◆ **EXERCISE DETAILS**
Go through the listing below and gather every line with the word "Institute".

◆ **EXTRACTED DATA**
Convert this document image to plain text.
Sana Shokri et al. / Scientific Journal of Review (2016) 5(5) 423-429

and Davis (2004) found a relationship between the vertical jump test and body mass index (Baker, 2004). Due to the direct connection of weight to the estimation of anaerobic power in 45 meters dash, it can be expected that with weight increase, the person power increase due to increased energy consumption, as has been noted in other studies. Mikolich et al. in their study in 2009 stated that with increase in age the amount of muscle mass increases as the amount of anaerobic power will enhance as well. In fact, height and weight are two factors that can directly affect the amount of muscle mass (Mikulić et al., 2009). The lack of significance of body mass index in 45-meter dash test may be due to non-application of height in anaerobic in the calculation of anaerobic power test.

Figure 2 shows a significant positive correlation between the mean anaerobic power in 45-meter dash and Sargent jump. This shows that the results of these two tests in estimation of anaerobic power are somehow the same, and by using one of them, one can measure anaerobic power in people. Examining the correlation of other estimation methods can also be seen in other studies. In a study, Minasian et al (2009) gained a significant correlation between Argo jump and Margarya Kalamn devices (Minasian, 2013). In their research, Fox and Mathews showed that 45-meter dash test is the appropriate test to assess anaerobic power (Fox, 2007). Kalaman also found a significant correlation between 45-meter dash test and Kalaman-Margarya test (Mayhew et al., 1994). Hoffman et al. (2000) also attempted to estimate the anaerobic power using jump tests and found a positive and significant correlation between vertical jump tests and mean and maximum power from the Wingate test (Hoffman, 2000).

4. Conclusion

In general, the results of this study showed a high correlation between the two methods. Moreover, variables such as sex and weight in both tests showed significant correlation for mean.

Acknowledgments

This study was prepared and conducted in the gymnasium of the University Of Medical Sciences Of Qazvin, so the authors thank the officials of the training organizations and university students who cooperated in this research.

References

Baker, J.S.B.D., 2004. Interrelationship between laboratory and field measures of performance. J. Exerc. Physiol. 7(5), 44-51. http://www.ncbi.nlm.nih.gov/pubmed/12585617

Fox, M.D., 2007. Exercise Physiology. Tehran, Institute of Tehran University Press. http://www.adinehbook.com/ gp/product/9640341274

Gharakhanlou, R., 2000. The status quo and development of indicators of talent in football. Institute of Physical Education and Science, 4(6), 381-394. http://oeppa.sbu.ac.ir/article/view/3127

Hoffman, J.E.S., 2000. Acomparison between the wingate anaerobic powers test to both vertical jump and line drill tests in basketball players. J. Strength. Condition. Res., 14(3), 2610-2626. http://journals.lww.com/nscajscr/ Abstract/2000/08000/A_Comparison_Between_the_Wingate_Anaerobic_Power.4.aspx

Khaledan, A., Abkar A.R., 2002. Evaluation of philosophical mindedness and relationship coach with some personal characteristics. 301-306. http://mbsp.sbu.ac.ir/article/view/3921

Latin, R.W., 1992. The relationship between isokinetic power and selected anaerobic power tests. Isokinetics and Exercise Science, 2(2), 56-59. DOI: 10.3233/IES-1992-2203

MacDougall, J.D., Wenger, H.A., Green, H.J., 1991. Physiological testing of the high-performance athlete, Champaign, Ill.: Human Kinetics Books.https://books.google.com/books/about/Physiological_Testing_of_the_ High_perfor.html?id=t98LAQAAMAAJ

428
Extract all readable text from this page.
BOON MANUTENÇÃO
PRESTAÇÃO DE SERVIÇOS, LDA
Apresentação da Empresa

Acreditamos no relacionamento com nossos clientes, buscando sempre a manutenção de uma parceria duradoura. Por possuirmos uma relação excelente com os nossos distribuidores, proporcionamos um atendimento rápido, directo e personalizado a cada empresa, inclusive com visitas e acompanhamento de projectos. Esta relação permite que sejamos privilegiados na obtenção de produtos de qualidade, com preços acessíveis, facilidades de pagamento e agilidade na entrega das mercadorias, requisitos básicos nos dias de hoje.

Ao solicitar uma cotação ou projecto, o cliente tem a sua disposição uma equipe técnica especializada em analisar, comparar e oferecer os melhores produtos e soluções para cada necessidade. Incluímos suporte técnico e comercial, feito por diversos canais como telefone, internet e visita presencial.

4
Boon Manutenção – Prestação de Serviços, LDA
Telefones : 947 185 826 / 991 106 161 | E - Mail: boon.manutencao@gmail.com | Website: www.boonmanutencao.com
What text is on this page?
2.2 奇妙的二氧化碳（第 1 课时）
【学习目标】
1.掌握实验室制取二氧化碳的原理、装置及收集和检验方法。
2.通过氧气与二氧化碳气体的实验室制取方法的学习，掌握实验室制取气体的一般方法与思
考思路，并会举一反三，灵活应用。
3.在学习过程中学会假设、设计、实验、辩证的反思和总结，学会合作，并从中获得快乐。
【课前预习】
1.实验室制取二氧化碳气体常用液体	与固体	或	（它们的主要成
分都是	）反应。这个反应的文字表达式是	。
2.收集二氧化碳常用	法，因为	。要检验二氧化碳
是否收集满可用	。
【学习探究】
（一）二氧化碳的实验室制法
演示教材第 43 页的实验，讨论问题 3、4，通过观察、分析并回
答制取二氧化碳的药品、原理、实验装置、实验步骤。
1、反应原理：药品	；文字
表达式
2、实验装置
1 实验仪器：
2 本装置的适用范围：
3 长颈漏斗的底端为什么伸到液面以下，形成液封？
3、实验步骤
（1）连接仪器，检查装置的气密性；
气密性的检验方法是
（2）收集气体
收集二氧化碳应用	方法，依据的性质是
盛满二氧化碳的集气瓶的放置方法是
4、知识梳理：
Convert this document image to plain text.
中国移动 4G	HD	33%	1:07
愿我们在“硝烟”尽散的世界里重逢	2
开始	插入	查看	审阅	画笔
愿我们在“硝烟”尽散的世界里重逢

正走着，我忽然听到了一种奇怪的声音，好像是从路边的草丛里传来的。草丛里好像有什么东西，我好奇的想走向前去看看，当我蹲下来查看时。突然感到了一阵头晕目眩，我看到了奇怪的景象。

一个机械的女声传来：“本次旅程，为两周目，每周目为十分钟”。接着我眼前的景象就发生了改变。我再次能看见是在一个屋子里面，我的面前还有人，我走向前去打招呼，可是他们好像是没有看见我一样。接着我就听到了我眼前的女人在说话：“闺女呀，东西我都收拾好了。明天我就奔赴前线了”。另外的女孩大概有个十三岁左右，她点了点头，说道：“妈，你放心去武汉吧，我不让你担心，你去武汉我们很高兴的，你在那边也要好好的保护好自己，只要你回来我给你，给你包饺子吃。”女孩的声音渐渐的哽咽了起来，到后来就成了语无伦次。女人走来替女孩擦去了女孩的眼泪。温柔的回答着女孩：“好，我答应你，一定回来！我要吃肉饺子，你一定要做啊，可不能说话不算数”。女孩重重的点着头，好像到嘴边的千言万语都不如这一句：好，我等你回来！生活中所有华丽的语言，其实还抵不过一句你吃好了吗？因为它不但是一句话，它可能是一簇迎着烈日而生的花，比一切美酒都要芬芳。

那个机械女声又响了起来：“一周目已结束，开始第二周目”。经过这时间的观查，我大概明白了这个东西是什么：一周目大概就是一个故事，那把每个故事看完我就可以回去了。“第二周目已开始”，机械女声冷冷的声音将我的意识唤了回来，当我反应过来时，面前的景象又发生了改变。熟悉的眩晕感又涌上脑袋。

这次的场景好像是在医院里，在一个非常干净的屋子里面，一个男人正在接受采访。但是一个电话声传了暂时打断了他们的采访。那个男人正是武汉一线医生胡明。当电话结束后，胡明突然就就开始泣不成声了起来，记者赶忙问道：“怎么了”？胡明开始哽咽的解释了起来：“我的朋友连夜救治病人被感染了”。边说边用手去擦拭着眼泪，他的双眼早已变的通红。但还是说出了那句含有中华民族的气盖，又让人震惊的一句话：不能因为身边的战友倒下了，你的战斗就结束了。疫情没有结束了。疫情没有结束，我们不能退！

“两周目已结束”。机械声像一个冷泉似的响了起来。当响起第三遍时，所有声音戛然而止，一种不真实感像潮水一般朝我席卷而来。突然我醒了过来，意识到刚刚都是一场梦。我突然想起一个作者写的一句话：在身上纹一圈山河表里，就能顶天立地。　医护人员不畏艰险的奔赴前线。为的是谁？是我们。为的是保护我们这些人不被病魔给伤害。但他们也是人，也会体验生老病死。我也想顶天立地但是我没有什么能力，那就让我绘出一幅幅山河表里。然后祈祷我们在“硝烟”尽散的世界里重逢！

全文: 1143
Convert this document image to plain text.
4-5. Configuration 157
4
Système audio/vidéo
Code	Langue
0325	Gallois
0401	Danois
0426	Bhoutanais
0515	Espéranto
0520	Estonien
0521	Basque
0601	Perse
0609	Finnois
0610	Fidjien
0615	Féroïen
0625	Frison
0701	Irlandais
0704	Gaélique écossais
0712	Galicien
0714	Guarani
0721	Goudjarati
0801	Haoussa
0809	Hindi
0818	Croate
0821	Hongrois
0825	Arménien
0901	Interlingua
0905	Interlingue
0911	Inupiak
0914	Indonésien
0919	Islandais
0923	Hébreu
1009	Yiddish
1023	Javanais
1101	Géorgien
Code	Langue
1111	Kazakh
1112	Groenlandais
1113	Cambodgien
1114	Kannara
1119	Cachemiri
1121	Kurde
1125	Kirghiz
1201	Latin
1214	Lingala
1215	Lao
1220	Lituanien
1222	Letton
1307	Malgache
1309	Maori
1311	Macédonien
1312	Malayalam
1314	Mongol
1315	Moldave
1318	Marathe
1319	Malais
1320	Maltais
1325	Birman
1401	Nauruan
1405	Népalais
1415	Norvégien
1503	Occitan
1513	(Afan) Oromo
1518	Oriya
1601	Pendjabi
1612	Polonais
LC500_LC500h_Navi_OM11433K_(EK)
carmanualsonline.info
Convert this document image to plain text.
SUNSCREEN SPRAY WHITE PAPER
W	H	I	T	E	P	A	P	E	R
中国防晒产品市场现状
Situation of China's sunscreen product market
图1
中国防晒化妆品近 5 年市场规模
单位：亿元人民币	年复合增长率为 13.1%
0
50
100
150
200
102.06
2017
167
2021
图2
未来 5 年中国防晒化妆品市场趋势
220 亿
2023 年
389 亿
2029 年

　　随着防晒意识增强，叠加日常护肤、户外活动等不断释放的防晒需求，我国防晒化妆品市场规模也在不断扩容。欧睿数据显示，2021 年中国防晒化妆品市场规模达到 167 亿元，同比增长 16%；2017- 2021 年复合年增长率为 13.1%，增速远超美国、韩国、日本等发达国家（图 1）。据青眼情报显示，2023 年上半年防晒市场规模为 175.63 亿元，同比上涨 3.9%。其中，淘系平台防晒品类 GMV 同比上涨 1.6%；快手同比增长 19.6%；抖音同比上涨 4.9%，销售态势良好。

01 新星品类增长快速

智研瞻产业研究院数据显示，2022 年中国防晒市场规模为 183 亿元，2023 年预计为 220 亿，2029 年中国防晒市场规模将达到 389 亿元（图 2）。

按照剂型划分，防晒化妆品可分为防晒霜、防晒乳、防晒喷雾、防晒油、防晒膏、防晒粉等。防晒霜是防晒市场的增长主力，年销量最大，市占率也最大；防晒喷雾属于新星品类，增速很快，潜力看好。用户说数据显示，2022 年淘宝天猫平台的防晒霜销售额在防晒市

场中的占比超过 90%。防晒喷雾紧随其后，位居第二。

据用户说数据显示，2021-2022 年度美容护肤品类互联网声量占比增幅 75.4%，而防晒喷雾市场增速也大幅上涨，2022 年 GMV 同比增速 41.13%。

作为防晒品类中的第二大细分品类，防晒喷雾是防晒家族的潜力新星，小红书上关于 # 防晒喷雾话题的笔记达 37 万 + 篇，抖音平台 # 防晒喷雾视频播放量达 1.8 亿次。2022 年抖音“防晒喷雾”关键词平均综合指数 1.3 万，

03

◆ **SOLUTION BELOW**
Fox, M.D., 2007. Exercise Physiology. Tehran, Institute of Tehran University Press. http://www.adinehbook.com/ gp/product/9640341274
Gharakhanlou, R., 2000. The status quo and development of indicators of talent in football. Institute of Physical Education and Science, 4(6), 381-394. http://oeppa.sbu.ac.ir/article/view/3127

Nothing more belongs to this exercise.